#### [Do this]
Reproduce every line, starting at the one that contains "Convert this chart to structured JSON data." and ending at the last line of the data, exactly as it stands; pictures are omitted.

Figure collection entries
__________________________________________________
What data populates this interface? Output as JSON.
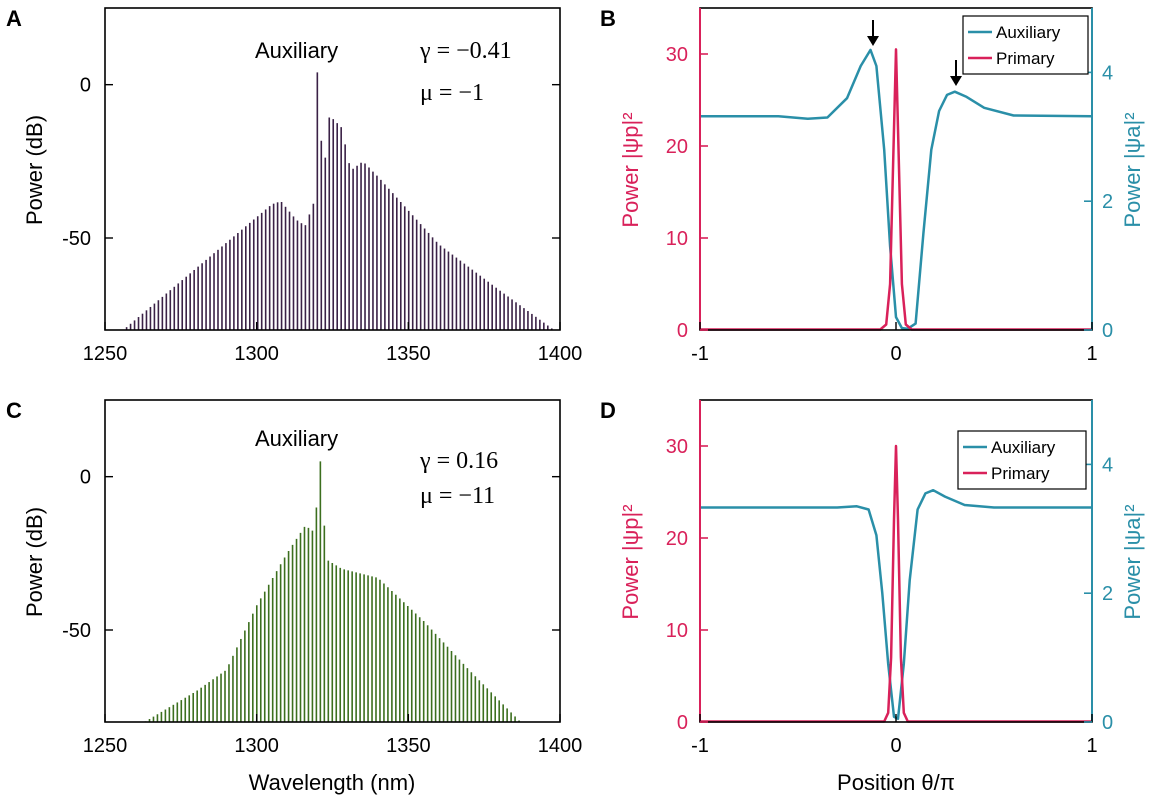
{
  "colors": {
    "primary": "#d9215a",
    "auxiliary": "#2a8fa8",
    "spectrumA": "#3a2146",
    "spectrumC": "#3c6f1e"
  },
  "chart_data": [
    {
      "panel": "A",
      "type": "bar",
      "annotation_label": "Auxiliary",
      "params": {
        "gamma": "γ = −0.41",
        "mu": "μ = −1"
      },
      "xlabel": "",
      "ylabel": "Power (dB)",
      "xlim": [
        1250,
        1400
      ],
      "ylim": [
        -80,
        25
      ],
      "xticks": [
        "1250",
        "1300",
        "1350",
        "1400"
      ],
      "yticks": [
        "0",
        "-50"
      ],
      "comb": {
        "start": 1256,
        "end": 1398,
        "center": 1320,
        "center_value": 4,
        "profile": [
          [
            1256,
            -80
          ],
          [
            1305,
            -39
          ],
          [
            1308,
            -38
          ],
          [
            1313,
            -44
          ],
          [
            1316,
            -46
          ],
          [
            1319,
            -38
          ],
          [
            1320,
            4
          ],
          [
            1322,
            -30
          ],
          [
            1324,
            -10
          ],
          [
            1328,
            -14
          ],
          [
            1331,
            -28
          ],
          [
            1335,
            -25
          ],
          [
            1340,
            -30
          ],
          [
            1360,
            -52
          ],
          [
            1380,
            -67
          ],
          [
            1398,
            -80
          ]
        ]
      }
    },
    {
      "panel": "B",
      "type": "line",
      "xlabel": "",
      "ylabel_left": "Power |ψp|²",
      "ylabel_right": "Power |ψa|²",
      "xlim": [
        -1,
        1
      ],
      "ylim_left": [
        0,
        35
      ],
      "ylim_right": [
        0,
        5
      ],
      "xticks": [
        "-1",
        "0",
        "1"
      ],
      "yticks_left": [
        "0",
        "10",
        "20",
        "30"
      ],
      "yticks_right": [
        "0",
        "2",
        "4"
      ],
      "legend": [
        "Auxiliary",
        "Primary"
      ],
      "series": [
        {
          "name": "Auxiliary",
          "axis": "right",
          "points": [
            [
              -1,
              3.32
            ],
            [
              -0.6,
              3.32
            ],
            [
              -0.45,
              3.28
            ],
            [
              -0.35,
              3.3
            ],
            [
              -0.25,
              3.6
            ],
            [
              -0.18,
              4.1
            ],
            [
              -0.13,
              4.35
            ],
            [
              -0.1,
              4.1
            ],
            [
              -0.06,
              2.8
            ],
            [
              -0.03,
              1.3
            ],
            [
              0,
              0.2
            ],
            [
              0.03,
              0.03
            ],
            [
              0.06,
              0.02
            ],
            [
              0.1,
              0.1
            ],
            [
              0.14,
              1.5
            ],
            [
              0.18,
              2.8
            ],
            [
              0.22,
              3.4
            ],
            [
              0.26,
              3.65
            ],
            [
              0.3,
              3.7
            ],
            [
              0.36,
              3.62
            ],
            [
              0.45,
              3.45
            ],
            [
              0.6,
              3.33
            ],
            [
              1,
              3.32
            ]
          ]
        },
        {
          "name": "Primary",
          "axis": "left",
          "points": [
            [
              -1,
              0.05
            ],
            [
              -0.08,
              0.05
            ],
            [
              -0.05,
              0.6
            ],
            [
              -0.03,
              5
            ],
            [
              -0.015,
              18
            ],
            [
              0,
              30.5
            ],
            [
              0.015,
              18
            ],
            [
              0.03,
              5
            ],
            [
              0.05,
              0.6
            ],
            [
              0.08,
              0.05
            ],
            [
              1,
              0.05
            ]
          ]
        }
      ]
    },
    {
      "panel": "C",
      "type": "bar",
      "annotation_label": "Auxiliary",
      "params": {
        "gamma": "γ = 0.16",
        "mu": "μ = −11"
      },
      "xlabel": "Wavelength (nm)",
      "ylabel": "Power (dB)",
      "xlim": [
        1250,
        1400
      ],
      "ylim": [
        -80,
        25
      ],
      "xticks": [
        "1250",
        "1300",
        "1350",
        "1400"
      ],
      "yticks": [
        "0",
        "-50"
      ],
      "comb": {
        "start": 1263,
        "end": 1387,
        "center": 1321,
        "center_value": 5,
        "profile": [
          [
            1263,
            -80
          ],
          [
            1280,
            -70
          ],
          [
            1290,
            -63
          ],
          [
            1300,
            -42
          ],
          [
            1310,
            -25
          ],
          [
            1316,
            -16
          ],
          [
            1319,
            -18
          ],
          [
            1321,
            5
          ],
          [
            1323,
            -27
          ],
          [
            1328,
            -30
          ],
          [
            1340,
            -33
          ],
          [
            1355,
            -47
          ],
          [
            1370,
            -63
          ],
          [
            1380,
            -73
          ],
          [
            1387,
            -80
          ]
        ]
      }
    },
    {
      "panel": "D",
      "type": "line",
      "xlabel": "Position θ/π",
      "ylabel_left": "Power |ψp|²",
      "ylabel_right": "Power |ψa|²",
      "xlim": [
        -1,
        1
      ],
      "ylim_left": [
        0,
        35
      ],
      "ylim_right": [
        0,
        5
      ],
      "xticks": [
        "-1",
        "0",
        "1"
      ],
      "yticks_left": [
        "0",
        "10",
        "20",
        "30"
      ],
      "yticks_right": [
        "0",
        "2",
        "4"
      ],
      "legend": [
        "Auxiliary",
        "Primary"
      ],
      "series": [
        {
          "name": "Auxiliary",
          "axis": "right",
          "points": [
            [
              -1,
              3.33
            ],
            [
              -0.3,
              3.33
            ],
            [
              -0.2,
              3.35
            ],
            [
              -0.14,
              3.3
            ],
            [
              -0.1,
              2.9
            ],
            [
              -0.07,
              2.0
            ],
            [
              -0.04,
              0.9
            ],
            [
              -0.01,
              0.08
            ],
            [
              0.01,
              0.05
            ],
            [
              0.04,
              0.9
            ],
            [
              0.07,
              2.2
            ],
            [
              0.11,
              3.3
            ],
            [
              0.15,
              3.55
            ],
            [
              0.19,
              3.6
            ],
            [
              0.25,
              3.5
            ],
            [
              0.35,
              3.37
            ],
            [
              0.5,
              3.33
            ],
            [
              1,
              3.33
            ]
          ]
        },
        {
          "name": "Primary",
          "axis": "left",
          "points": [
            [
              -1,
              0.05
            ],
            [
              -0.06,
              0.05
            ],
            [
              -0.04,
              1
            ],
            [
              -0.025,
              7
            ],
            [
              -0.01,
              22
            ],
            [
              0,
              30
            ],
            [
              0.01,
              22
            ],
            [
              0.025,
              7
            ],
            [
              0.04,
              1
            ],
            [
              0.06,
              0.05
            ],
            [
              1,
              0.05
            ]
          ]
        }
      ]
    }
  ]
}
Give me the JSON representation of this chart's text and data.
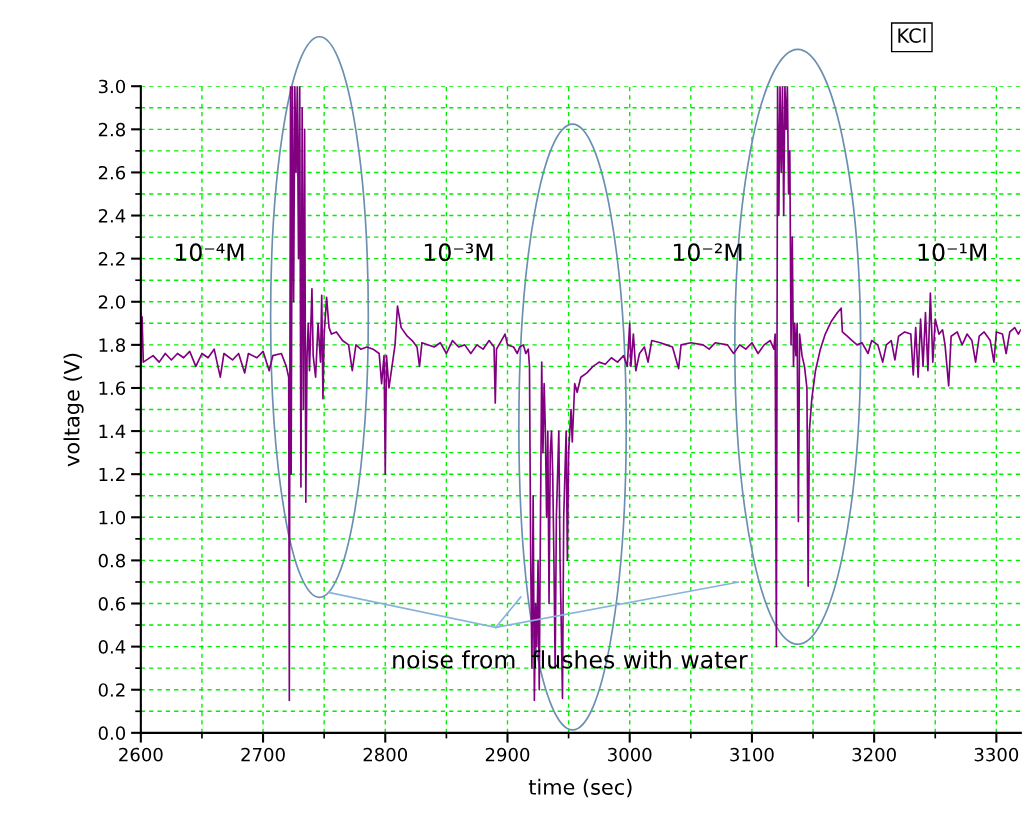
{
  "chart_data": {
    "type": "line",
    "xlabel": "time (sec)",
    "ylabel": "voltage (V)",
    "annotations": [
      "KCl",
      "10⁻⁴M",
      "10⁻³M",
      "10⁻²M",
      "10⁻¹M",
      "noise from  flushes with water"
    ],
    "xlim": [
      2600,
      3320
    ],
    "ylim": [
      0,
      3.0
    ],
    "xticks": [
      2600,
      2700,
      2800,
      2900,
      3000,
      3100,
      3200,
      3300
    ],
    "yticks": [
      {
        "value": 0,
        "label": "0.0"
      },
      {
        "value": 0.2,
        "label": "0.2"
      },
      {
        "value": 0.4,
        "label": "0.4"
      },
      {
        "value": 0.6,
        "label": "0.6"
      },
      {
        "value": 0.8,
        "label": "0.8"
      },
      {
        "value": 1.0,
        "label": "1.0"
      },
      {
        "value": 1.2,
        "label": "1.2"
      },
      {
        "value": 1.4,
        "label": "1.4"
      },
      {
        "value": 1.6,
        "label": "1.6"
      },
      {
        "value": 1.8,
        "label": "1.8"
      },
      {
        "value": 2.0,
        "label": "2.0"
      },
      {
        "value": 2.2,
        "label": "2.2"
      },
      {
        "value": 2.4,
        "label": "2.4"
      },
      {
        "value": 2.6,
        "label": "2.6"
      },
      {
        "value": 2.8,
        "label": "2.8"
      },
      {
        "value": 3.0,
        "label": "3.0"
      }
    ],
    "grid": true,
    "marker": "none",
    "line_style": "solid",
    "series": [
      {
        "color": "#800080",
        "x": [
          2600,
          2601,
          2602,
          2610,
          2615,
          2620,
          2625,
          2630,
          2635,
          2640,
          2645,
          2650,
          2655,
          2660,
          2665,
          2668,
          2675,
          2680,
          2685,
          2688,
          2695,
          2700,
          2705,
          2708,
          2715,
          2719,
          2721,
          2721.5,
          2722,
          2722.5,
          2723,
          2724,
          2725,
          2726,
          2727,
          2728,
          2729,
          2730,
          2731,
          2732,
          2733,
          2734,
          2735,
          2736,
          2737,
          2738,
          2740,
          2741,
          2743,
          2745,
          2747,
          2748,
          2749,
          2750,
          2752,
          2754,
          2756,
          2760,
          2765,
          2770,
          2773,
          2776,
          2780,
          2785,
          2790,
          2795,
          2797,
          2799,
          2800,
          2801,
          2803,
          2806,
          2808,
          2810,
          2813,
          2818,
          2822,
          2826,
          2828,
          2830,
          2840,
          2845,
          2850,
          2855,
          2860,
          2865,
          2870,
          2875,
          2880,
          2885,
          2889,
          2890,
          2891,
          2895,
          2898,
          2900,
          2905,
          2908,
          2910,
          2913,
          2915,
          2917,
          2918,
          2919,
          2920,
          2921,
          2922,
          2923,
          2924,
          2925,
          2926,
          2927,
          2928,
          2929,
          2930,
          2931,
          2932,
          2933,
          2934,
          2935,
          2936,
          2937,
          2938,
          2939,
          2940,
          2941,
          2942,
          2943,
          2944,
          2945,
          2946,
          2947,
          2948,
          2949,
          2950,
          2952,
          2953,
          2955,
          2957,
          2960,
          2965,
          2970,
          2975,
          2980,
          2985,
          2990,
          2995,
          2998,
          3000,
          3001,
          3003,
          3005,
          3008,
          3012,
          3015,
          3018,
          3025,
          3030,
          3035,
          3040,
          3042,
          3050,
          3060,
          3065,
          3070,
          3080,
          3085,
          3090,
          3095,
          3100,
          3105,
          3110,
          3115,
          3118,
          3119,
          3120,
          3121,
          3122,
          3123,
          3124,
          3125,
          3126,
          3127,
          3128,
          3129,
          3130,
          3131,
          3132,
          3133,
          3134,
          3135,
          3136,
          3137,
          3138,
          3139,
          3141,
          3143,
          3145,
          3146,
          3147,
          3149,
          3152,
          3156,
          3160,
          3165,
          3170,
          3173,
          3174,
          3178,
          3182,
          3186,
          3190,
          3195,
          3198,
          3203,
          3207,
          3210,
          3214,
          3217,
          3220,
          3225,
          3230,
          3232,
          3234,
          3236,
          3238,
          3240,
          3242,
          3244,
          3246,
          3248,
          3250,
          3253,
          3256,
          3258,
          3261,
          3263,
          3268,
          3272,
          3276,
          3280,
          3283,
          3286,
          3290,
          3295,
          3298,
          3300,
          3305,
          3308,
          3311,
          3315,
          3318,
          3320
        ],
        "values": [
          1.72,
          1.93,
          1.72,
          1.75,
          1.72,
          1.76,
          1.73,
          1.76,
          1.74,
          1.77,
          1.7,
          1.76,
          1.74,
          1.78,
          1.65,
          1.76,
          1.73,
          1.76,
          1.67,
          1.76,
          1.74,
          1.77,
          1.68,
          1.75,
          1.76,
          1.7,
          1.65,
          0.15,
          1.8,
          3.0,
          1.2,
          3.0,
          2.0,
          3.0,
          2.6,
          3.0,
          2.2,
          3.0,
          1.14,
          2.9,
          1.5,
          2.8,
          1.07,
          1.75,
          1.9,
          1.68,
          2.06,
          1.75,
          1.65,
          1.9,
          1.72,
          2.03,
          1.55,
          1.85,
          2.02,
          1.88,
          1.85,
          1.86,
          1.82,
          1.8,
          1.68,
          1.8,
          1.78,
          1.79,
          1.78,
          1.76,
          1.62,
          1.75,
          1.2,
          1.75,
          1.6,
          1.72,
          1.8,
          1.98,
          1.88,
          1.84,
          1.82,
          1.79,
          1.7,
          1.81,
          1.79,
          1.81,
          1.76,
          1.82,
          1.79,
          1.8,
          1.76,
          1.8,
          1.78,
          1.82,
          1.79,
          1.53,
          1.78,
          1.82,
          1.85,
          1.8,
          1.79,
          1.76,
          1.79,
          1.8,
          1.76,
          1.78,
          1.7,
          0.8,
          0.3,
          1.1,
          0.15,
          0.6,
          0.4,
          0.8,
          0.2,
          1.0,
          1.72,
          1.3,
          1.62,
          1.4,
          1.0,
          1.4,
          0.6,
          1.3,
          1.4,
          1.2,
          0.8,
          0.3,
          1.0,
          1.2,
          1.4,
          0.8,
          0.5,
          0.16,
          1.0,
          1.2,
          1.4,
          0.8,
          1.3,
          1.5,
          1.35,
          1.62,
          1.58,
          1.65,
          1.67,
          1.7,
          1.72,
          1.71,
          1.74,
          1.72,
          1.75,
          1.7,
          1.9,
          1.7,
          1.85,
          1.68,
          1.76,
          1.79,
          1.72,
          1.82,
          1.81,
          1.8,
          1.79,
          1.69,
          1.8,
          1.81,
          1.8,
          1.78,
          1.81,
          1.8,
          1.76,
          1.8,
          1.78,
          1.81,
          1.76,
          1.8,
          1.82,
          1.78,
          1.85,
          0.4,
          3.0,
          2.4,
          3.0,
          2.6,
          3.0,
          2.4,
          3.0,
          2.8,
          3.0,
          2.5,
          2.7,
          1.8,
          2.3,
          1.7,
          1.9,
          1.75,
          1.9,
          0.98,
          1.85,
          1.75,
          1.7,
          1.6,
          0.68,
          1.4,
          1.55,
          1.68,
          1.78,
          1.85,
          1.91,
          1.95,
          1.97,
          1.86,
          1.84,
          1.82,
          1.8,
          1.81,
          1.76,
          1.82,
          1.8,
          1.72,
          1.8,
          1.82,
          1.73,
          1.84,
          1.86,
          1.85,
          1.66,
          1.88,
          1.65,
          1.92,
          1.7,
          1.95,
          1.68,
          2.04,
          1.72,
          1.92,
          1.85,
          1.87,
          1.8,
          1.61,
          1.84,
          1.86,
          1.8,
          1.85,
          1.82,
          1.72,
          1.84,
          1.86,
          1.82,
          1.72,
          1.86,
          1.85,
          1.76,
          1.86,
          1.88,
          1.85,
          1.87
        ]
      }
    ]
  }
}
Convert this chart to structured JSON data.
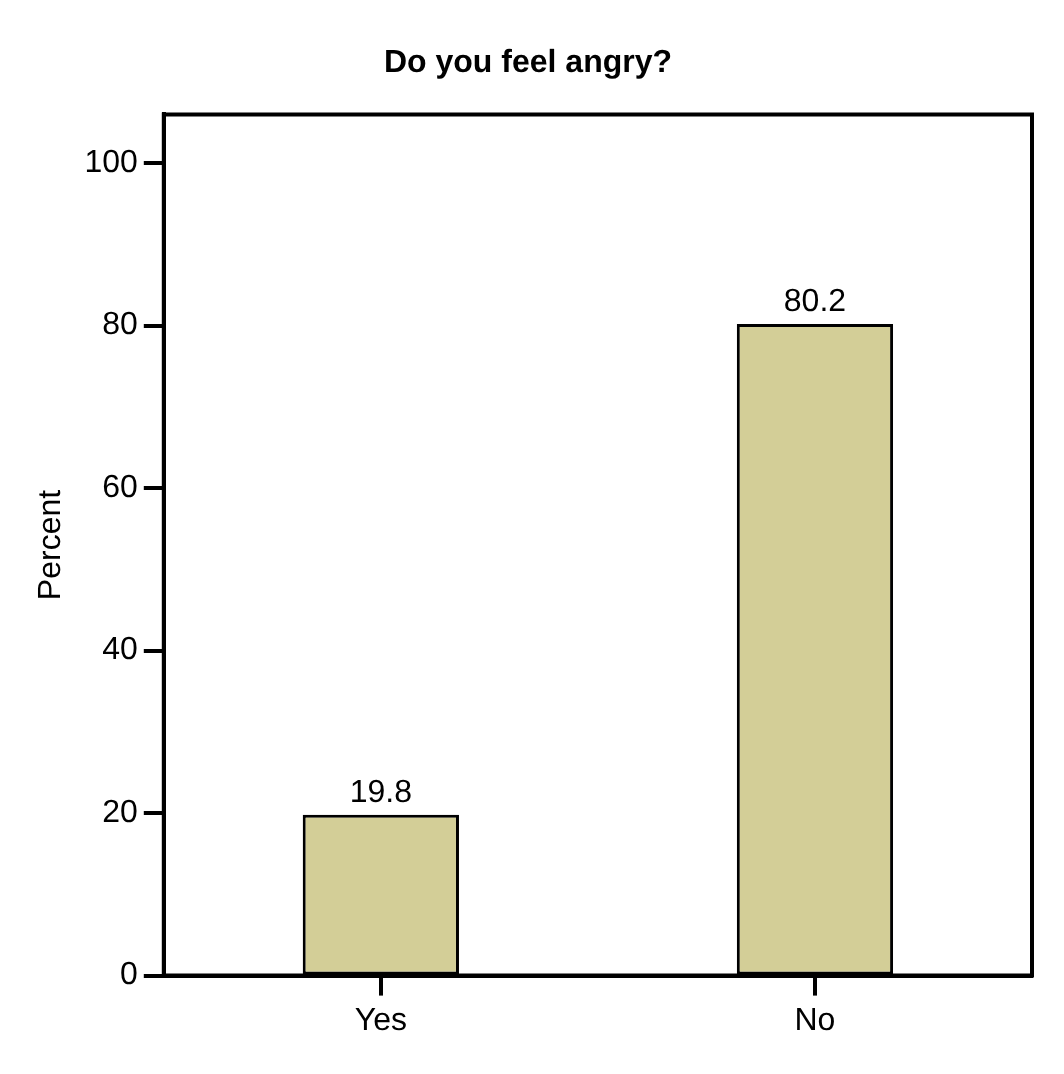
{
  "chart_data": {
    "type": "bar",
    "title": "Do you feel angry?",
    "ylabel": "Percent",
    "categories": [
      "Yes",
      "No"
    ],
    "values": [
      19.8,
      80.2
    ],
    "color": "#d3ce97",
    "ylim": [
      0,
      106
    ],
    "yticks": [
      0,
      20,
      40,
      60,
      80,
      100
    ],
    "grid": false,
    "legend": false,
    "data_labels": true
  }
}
__________________________________________________
#### [Full answer]
Convert this chart to structured JSON data.
{
  "chart_data": {
    "type": "bar",
    "title": "Do you feel angry?",
    "ylabel": "Percent",
    "categories": [
      "Yes",
      "No"
    ],
    "values": [
      19.8,
      80.2
    ],
    "color": "#d3ce97",
    "ylim": [
      0,
      106
    ],
    "yticks": [
      0,
      20,
      40,
      60,
      80,
      100
    ],
    "grid": false,
    "legend": false,
    "data_labels": true
  }
}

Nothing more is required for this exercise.